(Records)

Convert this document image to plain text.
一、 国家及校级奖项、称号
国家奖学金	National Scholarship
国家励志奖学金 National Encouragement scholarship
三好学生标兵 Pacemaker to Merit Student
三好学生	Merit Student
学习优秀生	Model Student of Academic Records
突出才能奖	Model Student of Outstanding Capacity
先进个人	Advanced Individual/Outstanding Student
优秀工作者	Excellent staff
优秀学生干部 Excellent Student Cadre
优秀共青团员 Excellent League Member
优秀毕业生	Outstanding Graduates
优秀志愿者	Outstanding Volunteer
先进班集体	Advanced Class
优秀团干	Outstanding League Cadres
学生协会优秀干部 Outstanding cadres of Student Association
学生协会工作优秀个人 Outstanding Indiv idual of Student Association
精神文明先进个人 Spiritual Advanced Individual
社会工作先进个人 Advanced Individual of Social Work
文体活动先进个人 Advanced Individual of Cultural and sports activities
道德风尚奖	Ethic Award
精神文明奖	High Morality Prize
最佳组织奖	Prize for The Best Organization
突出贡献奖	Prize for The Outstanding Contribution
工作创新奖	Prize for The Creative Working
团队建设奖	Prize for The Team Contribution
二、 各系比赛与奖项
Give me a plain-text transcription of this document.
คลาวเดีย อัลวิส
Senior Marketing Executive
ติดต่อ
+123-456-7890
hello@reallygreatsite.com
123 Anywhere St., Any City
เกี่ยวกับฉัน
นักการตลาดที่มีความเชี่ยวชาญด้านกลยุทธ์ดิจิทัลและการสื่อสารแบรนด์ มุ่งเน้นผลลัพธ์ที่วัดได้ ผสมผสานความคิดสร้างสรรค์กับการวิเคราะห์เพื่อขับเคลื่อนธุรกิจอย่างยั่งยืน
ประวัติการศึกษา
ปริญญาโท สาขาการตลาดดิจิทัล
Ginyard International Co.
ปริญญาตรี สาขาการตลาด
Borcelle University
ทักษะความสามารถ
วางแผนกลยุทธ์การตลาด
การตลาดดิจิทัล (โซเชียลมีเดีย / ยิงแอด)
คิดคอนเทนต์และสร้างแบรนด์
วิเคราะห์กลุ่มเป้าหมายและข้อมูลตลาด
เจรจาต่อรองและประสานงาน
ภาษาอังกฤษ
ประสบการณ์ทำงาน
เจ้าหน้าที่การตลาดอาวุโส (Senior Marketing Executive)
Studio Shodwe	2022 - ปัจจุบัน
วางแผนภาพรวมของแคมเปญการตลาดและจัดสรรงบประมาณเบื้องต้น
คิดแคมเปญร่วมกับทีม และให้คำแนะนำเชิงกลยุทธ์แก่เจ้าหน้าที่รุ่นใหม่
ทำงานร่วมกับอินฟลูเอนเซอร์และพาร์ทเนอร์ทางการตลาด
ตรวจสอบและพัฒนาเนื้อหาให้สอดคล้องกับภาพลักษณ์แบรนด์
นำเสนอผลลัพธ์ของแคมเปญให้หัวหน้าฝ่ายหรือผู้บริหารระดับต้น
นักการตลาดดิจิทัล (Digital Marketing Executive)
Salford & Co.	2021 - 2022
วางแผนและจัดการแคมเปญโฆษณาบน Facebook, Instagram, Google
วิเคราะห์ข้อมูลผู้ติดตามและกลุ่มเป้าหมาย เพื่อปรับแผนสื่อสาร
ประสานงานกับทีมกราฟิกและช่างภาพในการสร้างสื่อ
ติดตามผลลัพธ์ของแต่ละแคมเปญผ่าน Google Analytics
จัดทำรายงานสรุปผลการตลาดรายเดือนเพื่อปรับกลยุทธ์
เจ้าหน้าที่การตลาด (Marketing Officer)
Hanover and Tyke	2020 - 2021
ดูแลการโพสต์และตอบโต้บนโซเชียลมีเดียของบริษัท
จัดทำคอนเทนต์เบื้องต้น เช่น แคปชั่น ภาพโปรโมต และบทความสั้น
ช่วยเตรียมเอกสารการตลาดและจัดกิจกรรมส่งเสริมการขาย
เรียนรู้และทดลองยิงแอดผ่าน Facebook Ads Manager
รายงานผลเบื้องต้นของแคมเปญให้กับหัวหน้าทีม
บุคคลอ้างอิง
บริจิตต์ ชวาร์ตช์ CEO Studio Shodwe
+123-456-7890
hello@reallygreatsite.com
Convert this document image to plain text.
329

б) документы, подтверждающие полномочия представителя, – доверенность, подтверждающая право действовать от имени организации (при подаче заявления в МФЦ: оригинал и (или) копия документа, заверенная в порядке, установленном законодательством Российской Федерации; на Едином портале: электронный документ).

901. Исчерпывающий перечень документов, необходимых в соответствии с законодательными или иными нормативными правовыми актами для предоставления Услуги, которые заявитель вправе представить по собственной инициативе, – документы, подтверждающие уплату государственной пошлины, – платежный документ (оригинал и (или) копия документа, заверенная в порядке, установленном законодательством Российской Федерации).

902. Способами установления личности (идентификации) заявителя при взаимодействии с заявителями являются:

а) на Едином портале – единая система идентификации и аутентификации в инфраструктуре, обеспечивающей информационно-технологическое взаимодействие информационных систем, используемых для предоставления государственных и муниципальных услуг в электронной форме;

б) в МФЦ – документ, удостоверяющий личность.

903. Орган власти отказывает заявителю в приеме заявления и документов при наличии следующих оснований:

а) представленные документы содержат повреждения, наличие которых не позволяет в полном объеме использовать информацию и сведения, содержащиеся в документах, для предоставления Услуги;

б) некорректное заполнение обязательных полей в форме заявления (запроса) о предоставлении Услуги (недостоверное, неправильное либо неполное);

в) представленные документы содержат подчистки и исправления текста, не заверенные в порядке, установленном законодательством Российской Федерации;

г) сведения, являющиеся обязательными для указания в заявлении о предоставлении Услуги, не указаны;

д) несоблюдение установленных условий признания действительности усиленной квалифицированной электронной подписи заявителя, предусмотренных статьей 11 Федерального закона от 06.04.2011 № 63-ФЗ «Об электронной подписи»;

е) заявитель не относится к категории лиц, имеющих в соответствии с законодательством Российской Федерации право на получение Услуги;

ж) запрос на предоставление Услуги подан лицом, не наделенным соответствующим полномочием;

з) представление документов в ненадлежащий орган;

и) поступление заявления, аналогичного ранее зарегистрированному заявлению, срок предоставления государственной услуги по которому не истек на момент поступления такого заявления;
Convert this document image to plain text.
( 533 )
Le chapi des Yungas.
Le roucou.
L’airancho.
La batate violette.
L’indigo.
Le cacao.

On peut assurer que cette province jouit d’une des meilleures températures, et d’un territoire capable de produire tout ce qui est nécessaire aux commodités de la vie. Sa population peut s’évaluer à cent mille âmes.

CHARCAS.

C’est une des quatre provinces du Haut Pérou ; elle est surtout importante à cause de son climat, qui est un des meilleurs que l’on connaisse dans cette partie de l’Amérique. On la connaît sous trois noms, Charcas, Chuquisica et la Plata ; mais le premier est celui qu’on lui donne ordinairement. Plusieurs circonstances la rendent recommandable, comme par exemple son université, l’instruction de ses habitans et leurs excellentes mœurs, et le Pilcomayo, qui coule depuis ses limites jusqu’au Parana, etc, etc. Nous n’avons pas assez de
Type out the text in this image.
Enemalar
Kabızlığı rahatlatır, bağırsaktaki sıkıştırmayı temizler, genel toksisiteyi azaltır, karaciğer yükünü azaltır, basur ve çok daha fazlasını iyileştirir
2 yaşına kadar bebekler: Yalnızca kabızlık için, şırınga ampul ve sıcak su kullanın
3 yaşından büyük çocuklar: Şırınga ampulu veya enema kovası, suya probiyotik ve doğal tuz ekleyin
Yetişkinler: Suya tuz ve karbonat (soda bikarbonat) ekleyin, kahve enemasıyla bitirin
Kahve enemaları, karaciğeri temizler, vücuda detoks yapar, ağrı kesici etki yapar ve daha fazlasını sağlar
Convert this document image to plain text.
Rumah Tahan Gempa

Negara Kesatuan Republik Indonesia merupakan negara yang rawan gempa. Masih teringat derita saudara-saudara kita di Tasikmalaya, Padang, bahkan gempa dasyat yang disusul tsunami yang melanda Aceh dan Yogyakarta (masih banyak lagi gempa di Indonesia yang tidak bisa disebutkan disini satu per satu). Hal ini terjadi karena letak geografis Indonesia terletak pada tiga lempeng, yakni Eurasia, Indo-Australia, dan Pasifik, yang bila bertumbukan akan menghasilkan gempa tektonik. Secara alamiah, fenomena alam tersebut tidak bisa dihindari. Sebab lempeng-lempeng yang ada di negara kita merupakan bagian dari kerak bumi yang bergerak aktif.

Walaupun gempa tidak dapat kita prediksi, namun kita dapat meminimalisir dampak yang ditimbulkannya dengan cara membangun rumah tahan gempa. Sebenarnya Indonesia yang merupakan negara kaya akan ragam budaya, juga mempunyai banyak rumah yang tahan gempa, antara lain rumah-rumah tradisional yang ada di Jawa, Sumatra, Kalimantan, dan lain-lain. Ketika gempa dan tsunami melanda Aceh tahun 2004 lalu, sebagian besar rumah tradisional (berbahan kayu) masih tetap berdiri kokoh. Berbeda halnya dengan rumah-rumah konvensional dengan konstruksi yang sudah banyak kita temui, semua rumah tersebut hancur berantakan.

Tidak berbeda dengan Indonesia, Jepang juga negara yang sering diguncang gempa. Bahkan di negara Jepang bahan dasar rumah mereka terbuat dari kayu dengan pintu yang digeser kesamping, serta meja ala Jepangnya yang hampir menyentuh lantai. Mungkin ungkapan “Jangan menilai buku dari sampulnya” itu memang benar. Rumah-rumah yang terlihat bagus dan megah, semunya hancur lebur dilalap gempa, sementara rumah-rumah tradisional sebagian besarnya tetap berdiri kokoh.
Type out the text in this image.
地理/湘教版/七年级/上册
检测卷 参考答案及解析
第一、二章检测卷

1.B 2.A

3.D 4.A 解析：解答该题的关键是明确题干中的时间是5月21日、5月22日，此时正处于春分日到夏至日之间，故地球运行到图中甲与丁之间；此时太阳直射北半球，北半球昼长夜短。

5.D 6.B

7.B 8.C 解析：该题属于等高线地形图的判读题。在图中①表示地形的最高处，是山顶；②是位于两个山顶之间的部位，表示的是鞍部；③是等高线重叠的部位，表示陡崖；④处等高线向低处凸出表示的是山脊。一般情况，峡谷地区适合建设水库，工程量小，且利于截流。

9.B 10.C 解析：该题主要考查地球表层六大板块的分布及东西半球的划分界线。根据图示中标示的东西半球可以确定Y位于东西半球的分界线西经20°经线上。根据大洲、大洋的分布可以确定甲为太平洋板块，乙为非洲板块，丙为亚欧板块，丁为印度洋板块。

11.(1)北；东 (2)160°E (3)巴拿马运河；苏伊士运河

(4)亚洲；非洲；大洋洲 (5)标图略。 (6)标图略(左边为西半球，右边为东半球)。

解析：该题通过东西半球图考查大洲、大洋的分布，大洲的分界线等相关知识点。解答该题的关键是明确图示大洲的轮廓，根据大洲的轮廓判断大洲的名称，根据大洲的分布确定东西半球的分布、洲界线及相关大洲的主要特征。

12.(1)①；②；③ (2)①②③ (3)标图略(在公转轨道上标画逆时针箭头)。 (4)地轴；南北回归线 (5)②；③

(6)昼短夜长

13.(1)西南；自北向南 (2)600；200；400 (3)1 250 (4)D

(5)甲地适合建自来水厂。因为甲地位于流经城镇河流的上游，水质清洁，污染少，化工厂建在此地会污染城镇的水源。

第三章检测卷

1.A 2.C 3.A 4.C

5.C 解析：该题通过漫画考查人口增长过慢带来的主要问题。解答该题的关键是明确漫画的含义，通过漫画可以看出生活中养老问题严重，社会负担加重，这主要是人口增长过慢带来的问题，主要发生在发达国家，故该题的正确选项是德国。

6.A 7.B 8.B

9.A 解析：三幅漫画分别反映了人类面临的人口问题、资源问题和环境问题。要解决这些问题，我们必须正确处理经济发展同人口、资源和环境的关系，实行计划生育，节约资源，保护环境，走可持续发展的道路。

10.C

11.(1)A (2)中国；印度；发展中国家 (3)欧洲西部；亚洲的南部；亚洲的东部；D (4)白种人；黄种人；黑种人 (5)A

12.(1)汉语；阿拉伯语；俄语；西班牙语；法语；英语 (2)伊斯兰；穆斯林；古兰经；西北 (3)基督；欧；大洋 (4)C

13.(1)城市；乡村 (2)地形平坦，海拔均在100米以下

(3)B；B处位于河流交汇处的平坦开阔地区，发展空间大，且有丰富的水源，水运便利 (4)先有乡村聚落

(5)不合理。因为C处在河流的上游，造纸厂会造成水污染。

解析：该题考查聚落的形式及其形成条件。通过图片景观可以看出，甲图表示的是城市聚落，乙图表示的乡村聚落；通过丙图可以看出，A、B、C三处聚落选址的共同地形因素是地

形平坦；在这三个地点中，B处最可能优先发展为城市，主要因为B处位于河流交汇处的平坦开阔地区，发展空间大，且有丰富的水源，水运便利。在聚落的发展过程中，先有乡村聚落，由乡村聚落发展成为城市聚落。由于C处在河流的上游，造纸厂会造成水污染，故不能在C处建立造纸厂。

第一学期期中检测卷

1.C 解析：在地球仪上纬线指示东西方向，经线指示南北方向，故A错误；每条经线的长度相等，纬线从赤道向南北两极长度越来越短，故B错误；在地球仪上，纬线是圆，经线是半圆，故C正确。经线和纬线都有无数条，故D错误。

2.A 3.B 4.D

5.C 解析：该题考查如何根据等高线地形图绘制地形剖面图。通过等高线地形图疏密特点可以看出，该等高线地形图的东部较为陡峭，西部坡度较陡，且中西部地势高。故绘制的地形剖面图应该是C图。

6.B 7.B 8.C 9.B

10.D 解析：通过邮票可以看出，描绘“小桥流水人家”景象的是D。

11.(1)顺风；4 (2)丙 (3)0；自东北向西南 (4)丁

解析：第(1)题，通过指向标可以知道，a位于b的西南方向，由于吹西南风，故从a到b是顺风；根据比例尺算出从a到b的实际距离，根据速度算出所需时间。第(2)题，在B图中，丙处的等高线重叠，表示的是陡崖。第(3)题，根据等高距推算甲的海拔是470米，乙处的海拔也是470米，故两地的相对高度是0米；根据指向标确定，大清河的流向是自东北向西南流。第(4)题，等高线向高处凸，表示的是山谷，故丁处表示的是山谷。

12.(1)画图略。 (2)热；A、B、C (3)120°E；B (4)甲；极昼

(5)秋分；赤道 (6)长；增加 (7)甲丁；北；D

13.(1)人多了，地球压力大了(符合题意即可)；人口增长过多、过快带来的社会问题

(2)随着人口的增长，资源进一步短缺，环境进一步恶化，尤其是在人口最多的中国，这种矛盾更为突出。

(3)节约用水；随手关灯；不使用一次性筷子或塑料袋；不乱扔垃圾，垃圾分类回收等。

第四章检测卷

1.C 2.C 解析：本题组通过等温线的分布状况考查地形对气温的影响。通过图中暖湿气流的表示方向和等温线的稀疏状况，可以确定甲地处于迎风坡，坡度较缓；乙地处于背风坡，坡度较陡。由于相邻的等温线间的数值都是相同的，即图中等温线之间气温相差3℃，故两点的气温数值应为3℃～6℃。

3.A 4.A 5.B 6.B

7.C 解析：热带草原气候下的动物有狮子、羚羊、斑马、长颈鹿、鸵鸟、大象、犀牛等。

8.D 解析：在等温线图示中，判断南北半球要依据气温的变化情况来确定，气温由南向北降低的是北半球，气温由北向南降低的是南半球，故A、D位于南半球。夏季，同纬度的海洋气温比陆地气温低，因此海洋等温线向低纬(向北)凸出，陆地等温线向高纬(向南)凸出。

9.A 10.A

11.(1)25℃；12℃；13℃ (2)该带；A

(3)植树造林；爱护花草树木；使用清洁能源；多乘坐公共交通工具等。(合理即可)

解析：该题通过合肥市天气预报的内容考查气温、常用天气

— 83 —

» **OBJECTIVE**: Collect the lines of the data that carry the word "fazlasını".

» **ANSWER TO THIS EXERCISE**:
Kabızlığı rahatlatır, bağırsaktaki sıkıştırmayı temizler, genel toksisiteyi azaltır, karaciğer yükünü azaltır, basur ve çok daha fazlasını iyileştirir
Kahve enemaları, karaciğeri temizler, vücuda detoks yapar, ağrı kesici etki yapar ve daha fazlasını sağlar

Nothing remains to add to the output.